------ Listed records

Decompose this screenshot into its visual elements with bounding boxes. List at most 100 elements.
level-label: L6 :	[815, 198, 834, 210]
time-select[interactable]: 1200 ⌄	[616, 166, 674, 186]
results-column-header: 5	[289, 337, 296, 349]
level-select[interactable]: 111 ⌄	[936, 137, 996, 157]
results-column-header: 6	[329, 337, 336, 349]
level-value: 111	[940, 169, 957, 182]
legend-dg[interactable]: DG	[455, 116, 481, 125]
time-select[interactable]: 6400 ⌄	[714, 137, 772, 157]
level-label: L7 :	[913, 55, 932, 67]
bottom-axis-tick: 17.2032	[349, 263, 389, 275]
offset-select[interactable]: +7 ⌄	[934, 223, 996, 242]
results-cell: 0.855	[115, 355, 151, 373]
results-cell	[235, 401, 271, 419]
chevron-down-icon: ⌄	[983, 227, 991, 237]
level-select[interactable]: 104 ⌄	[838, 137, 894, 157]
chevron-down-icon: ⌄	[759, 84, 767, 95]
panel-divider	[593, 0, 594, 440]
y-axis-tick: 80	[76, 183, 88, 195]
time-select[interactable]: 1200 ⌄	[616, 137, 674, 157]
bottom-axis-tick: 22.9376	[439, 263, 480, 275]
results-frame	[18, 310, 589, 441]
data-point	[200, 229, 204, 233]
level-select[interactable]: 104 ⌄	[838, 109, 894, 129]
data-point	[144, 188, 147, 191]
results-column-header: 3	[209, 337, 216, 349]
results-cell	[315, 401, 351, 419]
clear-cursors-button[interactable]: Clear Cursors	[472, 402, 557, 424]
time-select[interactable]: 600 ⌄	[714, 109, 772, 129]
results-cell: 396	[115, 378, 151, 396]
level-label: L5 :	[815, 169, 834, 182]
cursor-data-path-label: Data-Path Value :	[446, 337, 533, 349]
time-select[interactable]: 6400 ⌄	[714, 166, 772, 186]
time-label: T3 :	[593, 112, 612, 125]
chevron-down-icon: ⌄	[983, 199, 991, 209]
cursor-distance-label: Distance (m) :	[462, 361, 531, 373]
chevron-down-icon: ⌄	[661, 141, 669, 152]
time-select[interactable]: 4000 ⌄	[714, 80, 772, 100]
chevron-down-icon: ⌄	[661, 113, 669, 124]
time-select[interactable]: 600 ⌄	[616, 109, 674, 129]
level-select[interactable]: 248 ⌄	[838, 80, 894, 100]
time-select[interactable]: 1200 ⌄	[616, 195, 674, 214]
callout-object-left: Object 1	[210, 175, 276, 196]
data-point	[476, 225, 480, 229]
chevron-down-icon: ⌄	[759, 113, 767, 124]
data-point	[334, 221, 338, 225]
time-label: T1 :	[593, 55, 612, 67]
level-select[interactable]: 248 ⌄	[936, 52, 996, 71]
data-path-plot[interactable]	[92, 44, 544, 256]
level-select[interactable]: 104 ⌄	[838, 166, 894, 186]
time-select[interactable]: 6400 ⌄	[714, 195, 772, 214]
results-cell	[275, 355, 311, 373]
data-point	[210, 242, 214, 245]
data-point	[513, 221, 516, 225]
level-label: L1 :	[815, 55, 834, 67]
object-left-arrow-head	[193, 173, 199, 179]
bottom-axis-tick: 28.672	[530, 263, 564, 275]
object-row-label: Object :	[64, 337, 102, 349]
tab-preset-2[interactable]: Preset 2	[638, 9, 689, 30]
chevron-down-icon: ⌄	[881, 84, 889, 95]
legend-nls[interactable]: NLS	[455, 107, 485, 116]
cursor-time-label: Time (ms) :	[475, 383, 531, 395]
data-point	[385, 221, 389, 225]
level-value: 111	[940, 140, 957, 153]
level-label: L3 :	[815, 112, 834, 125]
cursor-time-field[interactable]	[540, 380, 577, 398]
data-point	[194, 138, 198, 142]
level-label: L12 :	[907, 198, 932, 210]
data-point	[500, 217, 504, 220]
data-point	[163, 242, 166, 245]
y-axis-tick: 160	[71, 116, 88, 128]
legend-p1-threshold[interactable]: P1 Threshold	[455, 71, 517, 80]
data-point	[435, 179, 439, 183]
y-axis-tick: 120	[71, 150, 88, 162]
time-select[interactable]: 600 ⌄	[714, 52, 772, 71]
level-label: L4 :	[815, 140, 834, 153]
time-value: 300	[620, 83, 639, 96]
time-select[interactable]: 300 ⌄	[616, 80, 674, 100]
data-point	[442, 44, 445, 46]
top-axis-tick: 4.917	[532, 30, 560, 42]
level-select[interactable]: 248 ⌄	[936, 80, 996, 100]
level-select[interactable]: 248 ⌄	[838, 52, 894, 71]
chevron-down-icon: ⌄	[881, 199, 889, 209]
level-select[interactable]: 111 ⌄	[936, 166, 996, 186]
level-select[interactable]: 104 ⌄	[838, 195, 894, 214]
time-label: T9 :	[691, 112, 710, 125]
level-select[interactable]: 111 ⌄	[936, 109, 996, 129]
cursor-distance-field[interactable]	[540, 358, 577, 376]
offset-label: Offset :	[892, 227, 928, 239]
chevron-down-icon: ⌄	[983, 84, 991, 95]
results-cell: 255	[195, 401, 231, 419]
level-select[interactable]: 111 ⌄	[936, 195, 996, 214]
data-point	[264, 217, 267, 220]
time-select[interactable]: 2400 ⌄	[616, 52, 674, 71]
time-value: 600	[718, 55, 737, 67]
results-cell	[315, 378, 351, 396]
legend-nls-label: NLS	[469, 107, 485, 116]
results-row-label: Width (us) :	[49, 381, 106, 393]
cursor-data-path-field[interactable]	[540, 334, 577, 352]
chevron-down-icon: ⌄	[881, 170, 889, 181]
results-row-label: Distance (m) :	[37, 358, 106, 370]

------------

Requirement ▸ Extract every line of the items above and reproduce each one verbatim.

The output ▸
Decompose this screenshot into its visual elements with bounding boxes. List at most 100 elements.
level-label: L6 :	[815, 198, 834, 210]
time-select[interactable]: 1200 ⌄	[616, 166, 674, 186]
results-column-header: 5	[289, 337, 296, 349]
level-select[interactable]: 111 ⌄	[936, 137, 996, 157]
results-column-header: 6	[329, 337, 336, 349]
level-value: 111	[940, 169, 957, 182]
legend-dg[interactable]: DG	[455, 116, 481, 125]
time-select[interactable]: 6400 ⌄	[714, 137, 772, 157]
level-label: L7 :	[913, 55, 932, 67]
bottom-axis-tick: 17.2032	[349, 263, 389, 275]
offset-select[interactable]: +7 ⌄	[934, 223, 996, 242]
results-cell: 0.855	[115, 355, 151, 373]
results-cell	[235, 401, 271, 419]
chevron-down-icon: ⌄	[983, 227, 991, 237]
level-select[interactable]: 104 ⌄	[838, 137, 894, 157]
chevron-down-icon: ⌄	[759, 84, 767, 95]
panel-divider	[593, 0, 594, 440]
y-axis-tick: 80	[76, 183, 88, 195]
time-select[interactable]: 1200 ⌄	[616, 137, 674, 157]
bottom-axis-tick: 22.9376	[439, 263, 480, 275]
results-frame	[18, 310, 589, 441]
data-point	[200, 229, 204, 233]
level-select[interactable]: 104 ⌄	[838, 109, 894, 129]
data-point	[144, 188, 147, 191]
results-column-header: 3	[209, 337, 216, 349]
results-cell	[315, 401, 351, 419]
clear-cursors-button[interactable]: Clear Cursors	[472, 402, 557, 424]
time-select[interactable]: 600 ⌄	[714, 109, 772, 129]
results-cell: 396	[115, 378, 151, 396]
level-label: L5 :	[815, 169, 834, 182]
cursor-data-path-label: Data-Path Value :	[446, 337, 533, 349]
time-select[interactable]: 6400 ⌄	[714, 166, 772, 186]
time-label: T3 :	[593, 112, 612, 125]
chevron-down-icon: ⌄	[983, 199, 991, 209]
cursor-distance-label: Distance (m) :	[462, 361, 531, 373]
chevron-down-icon: ⌄	[661, 141, 669, 152]
time-select[interactable]: 4000 ⌄	[714, 80, 772, 100]
chevron-down-icon: ⌄	[661, 113, 669, 124]
time-select[interactable]: 600 ⌄	[616, 109, 674, 129]
level-select[interactable]: 248 ⌄	[838, 80, 894, 100]
time-select[interactable]: 1200 ⌄	[616, 195, 674, 214]
callout-object-left: Object 1	[210, 175, 276, 196]
data-point	[476, 225, 480, 229]
chevron-down-icon: ⌄	[759, 113, 767, 124]
data-point	[334, 221, 338, 225]
time-label: T1 :	[593, 55, 612, 67]
level-select[interactable]: 248 ⌄	[936, 52, 996, 71]
data-path-plot[interactable]	[92, 44, 544, 256]
level-select[interactable]: 104 ⌄	[838, 166, 894, 186]
time-select[interactable]: 6400 ⌄	[714, 195, 772, 214]
results-cell	[275, 355, 311, 373]
data-point	[210, 242, 214, 245]
data-point	[513, 221, 516, 225]
level-label: L1 :	[815, 55, 834, 67]
object-left-arrow-head	[193, 173, 199, 179]
bottom-axis-tick: 28.672	[530, 263, 564, 275]
object-row-label: Object :	[64, 337, 102, 349]
tab-preset-2[interactable]: Preset 2	[638, 9, 689, 30]
chevron-down-icon: ⌄	[881, 84, 889, 95]
legend-nls[interactable]: NLS	[455, 107, 485, 116]
cursor-time-label: Time (ms) :	[475, 383, 531, 395]
data-point	[385, 221, 389, 225]
level-value: 111	[940, 140, 957, 153]
level-label: L3 :	[815, 112, 834, 125]
cursor-time-field[interactable]	[540, 380, 577, 398]
data-point	[194, 138, 198, 142]
level-label: L12 :	[907, 198, 932, 210]
data-point	[500, 217, 504, 220]
data-point	[163, 242, 166, 245]
y-axis-tick: 160	[71, 116, 88, 128]
legend-p1-threshold[interactable]: P1 Threshold	[455, 71, 517, 80]
data-point	[435, 179, 439, 183]
y-axis-tick: 120	[71, 150, 88, 162]
time-select[interactable]: 600 ⌄	[714, 52, 772, 71]
level-label: L4 :	[815, 140, 834, 153]
time-value: 300	[620, 83, 639, 96]
time-select[interactable]: 300 ⌄	[616, 80, 674, 100]
data-point	[442, 44, 445, 46]
top-axis-tick: 4.917	[532, 30, 560, 42]
level-select[interactable]: 248 ⌄	[936, 80, 996, 100]
level-select[interactable]: 248 ⌄	[838, 52, 894, 71]
chevron-down-icon: ⌄	[881, 199, 889, 209]
level-select[interactable]: 111 ⌄	[936, 166, 996, 186]
level-select[interactable]: 104 ⌄	[838, 195, 894, 214]
time-label: T9 :	[691, 112, 710, 125]
level-select[interactable]: 111 ⌄	[936, 109, 996, 129]
cursor-distance-field[interactable]	[540, 358, 577, 376]
offset-label: Offset :	[892, 227, 928, 239]
chevron-down-icon: ⌄	[983, 84, 991, 95]
results-cell: 255	[195, 401, 231, 419]
level-select[interactable]: 111 ⌄	[936, 195, 996, 214]
data-point	[264, 217, 267, 220]
time-select[interactable]: 2400 ⌄	[616, 52, 674, 71]
time-value: 600	[718, 55, 737, 67]
results-cell	[315, 378, 351, 396]
legend-nls-label: NLS	[469, 107, 485, 116]
results-row-label: Width (us) :	[49, 381, 106, 393]
cursor-data-path-field[interactable]	[540, 334, 577, 352]
chevron-down-icon: ⌄	[881, 170, 889, 181]
results-row-label: Distance (m) :	[37, 358, 106, 370]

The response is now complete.